Set task. Strip the pictures and reproduce the rest of the listing exactly.

+++ Supplied information

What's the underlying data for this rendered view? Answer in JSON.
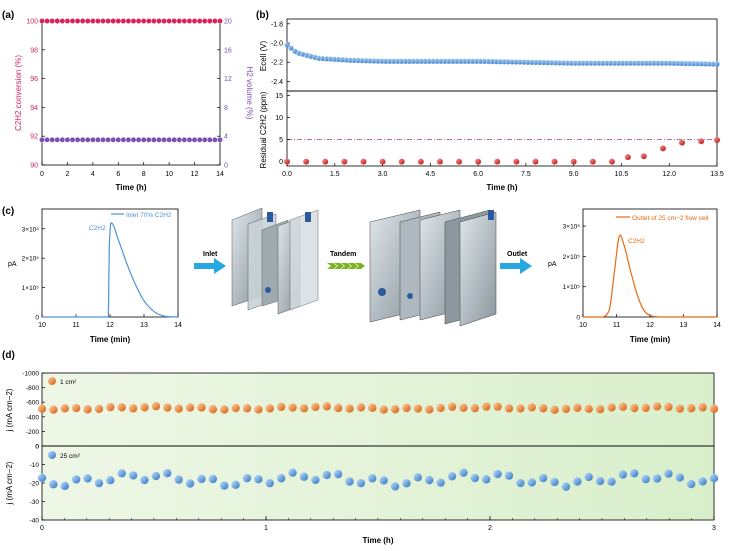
{
  "colors": {
    "conv": "#d6245a",
    "h2": "#7b4fb4",
    "blue": "#4e93d8",
    "red": "#d81e1e",
    "orange": "#e56b14",
    "arrow": "#27a8e0",
    "green": "#79b51e",
    "dash": "#a03b8a"
  },
  "panels": {
    "a": {
      "tag": "(a)",
      "xlabel": "Time (h)",
      "ylabel_left": "C2H2 conversion (%)",
      "ylabel_right": "H2 volume (%)",
      "xticks": [
        "0",
        "2",
        "4",
        "6",
        "8",
        "10",
        "12",
        "14"
      ],
      "yticks_left": [
        "90",
        "92",
        "94",
        "96",
        "98",
        "100"
      ],
      "yticks_right": [
        "0",
        "4",
        "8",
        "12",
        "16",
        "20"
      ]
    },
    "b": {
      "tag": "(b)",
      "xlabel": "Time (h)",
      "ylabel_top": "Ecell (V)",
      "ylabel_bottom": "Residual C2H2 (ppm)",
      "xticks": [
        "0.0",
        "1.5",
        "3.0",
        "4.5",
        "6.0",
        "7.5",
        "9.0",
        "10.5",
        "12.0",
        "13.5"
      ],
      "yticks_top": [
        "-1.8",
        "-2.0",
        "-2.2",
        "-2.4"
      ],
      "yticks_bottom": [
        "0",
        "5",
        "10",
        "15"
      ]
    },
    "c": {
      "tag": "(c)",
      "inlet_legend": "Inlet 70% C2H2",
      "outlet_legend": "Outlet of 25 cm−2 flow cell",
      "peak_label": "C2H2",
      "xlabel": "Time (min)",
      "ylabel": "pA",
      "xticks": [
        "10",
        "11",
        "12",
        "13",
        "14"
      ],
      "yticks": [
        "0",
        "1×10⁵",
        "2×10⁵",
        "3×10⁵"
      ],
      "arrow_inlet": "Inlet",
      "arrow_tandem": "Tandem",
      "arrow_outlet": "Outlet"
    },
    "d": {
      "tag": "(d)",
      "xlabel": "Time (h)",
      "ylabel": "j (mA cm−2)",
      "legend_top": "1 cm²",
      "legend_bottom": "25 cm²",
      "xticks": [
        "0",
        "1",
        "2",
        "3"
      ],
      "yticks_top": [
        "-1000",
        "-800",
        "-600",
        "-400",
        "-200",
        "0"
      ],
      "yticks_bottom": [
        "-40",
        "-30",
        "-20",
        "-10",
        "0"
      ]
    }
  },
  "chart_data": [
    {
      "id": "a",
      "type": "scatter",
      "xlim": [
        0,
        14
      ],
      "ylim": [
        90,
        100
      ],
      "y2lim": [
        0,
        20
      ],
      "series": [
        {
          "axis": "left",
          "x_start": 0,
          "x_end": 14,
          "count": 36,
          "value": 100
        },
        {
          "axis": "right",
          "x_start": 0,
          "x_end": 14,
          "count": 36,
          "value": 3.5
        }
      ]
    },
    {
      "id": "b-top",
      "type": "scatter",
      "xlim": [
        0,
        13.5
      ],
      "ylim": [
        -2.5,
        -1.75
      ],
      "series": [
        {
          "x": [
            0,
            0.3,
            1,
            2,
            3,
            4.5,
            6,
            7.5,
            9,
            10.5,
            12,
            13.5
          ],
          "y": [
            -2.02,
            -2.1,
            -2.16,
            -2.18,
            -2.19,
            -2.19,
            -2.19,
            -2.2,
            -2.21,
            -2.21,
            -2.21,
            -2.22
          ]
        }
      ]
    },
    {
      "id": "b-bottom",
      "type": "scatter",
      "xlim": [
        0,
        13.5
      ],
      "ylim": [
        -1,
        16
      ],
      "threshold": 5,
      "series": [
        {
          "x": [
            0,
            0.6,
            1.2,
            1.8,
            2.4,
            3.0,
            3.6,
            4.2,
            4.8,
            5.4,
            6.0,
            6.6,
            7.2,
            7.8,
            8.4,
            9.0,
            9.6,
            10.2,
            10.7,
            11.2,
            11.8,
            12.4,
            13.0,
            13.5
          ],
          "y": [
            0,
            0,
            0,
            0,
            0,
            0,
            0,
            0,
            0,
            0,
            0,
            0,
            0,
            0,
            0,
            0,
            0,
            0,
            1.0,
            1.2,
            3.0,
            4.3,
            4.6,
            4.9
          ]
        }
      ]
    },
    {
      "id": "c-inlet",
      "type": "line",
      "xlim": [
        10,
        14
      ],
      "ylim": [
        0,
        340000
      ],
      "series": [
        {
          "x": [
            10,
            11.95,
            11.98,
            12.03,
            12.25,
            12.5,
            12.75,
            13.0,
            13.3,
            13.6,
            14
          ],
          "y": [
            0,
            0,
            240000,
            320000,
            260000,
            180000,
            110000,
            55000,
            18000,
            3000,
            0
          ]
        }
      ]
    },
    {
      "id": "c-outlet",
      "type": "line",
      "xlim": [
        10,
        14
      ],
      "ylim": [
        0,
        330000
      ],
      "series": [
        {
          "x": [
            10,
            10.6,
            10.8,
            10.95,
            11.08,
            11.2,
            11.4,
            11.6,
            11.8,
            12.0,
            12.3,
            14
          ],
          "y": [
            0,
            0,
            30000,
            160000,
            265000,
            245000,
            160000,
            80000,
            25000,
            5000,
            0,
            0
          ]
        }
      ]
    },
    {
      "id": "d-top",
      "type": "scatter",
      "xlim": [
        0,
        3
      ],
      "ylim": [
        -1000,
        0
      ],
      "series": [
        {
          "name": "1 cm²",
          "x_start": 0,
          "x_end": 3,
          "count": 60,
          "mean": -520,
          "amplitude": 25
        }
      ]
    },
    {
      "id": "d-bottom",
      "type": "scatter",
      "xlim": [
        0,
        3
      ],
      "ylim": [
        -40,
        0
      ],
      "series": [
        {
          "name": "25 cm²",
          "x_start": 0,
          "x_end": 3,
          "count": 60,
          "mean": -18,
          "amplitude": 4
        }
      ]
    }
  ]
}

++++++

Task solution.
What's the underlying data for this rendered view? Answer in JSON.
{
  "colors": {
    "conv": "#d6245a",
    "h2": "#7b4fb4",
    "blue": "#4e93d8",
    "red": "#d81e1e",
    "orange": "#e56b14",
    "arrow": "#27a8e0",
    "green": "#79b51e",
    "dash": "#a03b8a"
  },
  "panels": {
    "a": {
      "tag": "(a)",
      "xlabel": "Time (h)",
      "ylabel_left": "C2H2 conversion (%)",
      "ylabel_right": "H2 volume (%)",
      "xticks": [
        "0",
        "2",
        "4",
        "6",
        "8",
        "10",
        "12",
        "14"
      ],
      "yticks_left": [
        "90",
        "92",
        "94",
        "96",
        "98",
        "100"
      ],
      "yticks_right": [
        "0",
        "4",
        "8",
        "12",
        "16",
        "20"
      ]
    },
    "b": {
      "tag": "(b)",
      "xlabel": "Time (h)",
      "ylabel_top": "Ecell (V)",
      "ylabel_bottom": "Residual C2H2 (ppm)",
      "xticks": [
        "0.0",
        "1.5",
        "3.0",
        "4.5",
        "6.0",
        "7.5",
        "9.0",
        "10.5",
        "12.0",
        "13.5"
      ],
      "yticks_top": [
        "-1.8",
        "-2.0",
        "-2.2",
        "-2.4"
      ],
      "yticks_bottom": [
        "0",
        "5",
        "10",
        "15"
      ]
    },
    "c": {
      "tag": "(c)",
      "inlet_legend": "Inlet 70% C2H2",
      "outlet_legend": "Outlet of 25 cm−2 flow cell",
      "peak_label": "C2H2",
      "xlabel": "Time (min)",
      "ylabel": "pA",
      "xticks": [
        "10",
        "11",
        "12",
        "13",
        "14"
      ],
      "yticks": [
        "0",
        "1×10⁵",
        "2×10⁵",
        "3×10⁵"
      ],
      "arrow_inlet": "Inlet",
      "arrow_tandem": "Tandem",
      "arrow_outlet": "Outlet"
    },
    "d": {
      "tag": "(d)",
      "xlabel": "Time (h)",
      "ylabel": "j (mA cm−2)",
      "legend_top": "1 cm²",
      "legend_bottom": "25 cm²",
      "xticks": [
        "0",
        "1",
        "2",
        "3"
      ],
      "yticks_top": [
        "-1000",
        "-800",
        "-600",
        "-400",
        "-200",
        "0"
      ],
      "yticks_bottom": [
        "-40",
        "-30",
        "-20",
        "-10",
        "0"
      ]
    }
  },
  "chart_data": [
    {
      "id": "a",
      "type": "scatter",
      "xlim": [
        0,
        14
      ],
      "ylim": [
        90,
        100
      ],
      "y2lim": [
        0,
        20
      ],
      "series": [
        {
          "axis": "left",
          "x_start": 0,
          "x_end": 14,
          "count": 36,
          "value": 100
        },
        {
          "axis": "right",
          "x_start": 0,
          "x_end": 14,
          "count": 36,
          "value": 3.5
        }
      ]
    },
    {
      "id": "b-top",
      "type": "scatter",
      "xlim": [
        0,
        13.5
      ],
      "ylim": [
        -2.5,
        -1.75
      ],
      "series": [
        {
          "x": [
            0,
            0.3,
            1,
            2,
            3,
            4.5,
            6,
            7.5,
            9,
            10.5,
            12,
            13.5
          ],
          "y": [
            -2.02,
            -2.1,
            -2.16,
            -2.18,
            -2.19,
            -2.19,
            -2.19,
            -2.2,
            -2.21,
            -2.21,
            -2.21,
            -2.22
          ]
        }
      ]
    },
    {
      "id": "b-bottom",
      "type": "scatter",
      "xlim": [
        0,
        13.5
      ],
      "ylim": [
        -1,
        16
      ],
      "threshold": 5,
      "series": [
        {
          "x": [
            0,
            0.6,
            1.2,
            1.8,
            2.4,
            3.0,
            3.6,
            4.2,
            4.8,
            5.4,
            6.0,
            6.6,
            7.2,
            7.8,
            8.4,
            9.0,
            9.6,
            10.2,
            10.7,
            11.2,
            11.8,
            12.4,
            13.0,
            13.5
          ],
          "y": [
            0,
            0,
            0,
            0,
            0,
            0,
            0,
            0,
            0,
            0,
            0,
            0,
            0,
            0,
            0,
            0,
            0,
            0,
            1.0,
            1.2,
            3.0,
            4.3,
            4.6,
            4.9
          ]
        }
      ]
    },
    {
      "id": "c-inlet",
      "type": "line",
      "xlim": [
        10,
        14
      ],
      "ylim": [
        0,
        340000
      ],
      "series": [
        {
          "x": [
            10,
            11.95,
            11.98,
            12.03,
            12.25,
            12.5,
            12.75,
            13.0,
            13.3,
            13.6,
            14
          ],
          "y": [
            0,
            0,
            240000,
            320000,
            260000,
            180000,
            110000,
            55000,
            18000,
            3000,
            0
          ]
        }
      ]
    },
    {
      "id": "c-outlet",
      "type": "line",
      "xlim": [
        10,
        14
      ],
      "ylim": [
        0,
        330000
      ],
      "series": [
        {
          "x": [
            10,
            10.6,
            10.8,
            10.95,
            11.08,
            11.2,
            11.4,
            11.6,
            11.8,
            12.0,
            12.3,
            14
          ],
          "y": [
            0,
            0,
            30000,
            160000,
            265000,
            245000,
            160000,
            80000,
            25000,
            5000,
            0,
            0
          ]
        }
      ]
    },
    {
      "id": "d-top",
      "type": "scatter",
      "xlim": [
        0,
        3
      ],
      "ylim": [
        -1000,
        0
      ],
      "series": [
        {
          "name": "1 cm²",
          "x_start": 0,
          "x_end": 3,
          "count": 60,
          "mean": -520,
          "amplitude": 25
        }
      ]
    },
    {
      "id": "d-bottom",
      "type": "scatter",
      "xlim": [
        0,
        3
      ],
      "ylim": [
        -40,
        0
      ],
      "series": [
        {
          "name": "25 cm²",
          "x_start": 0,
          "x_end": 3,
          "count": 60,
          "mean": -18,
          "amplitude": 4
        }
      ]
    }
  ]
}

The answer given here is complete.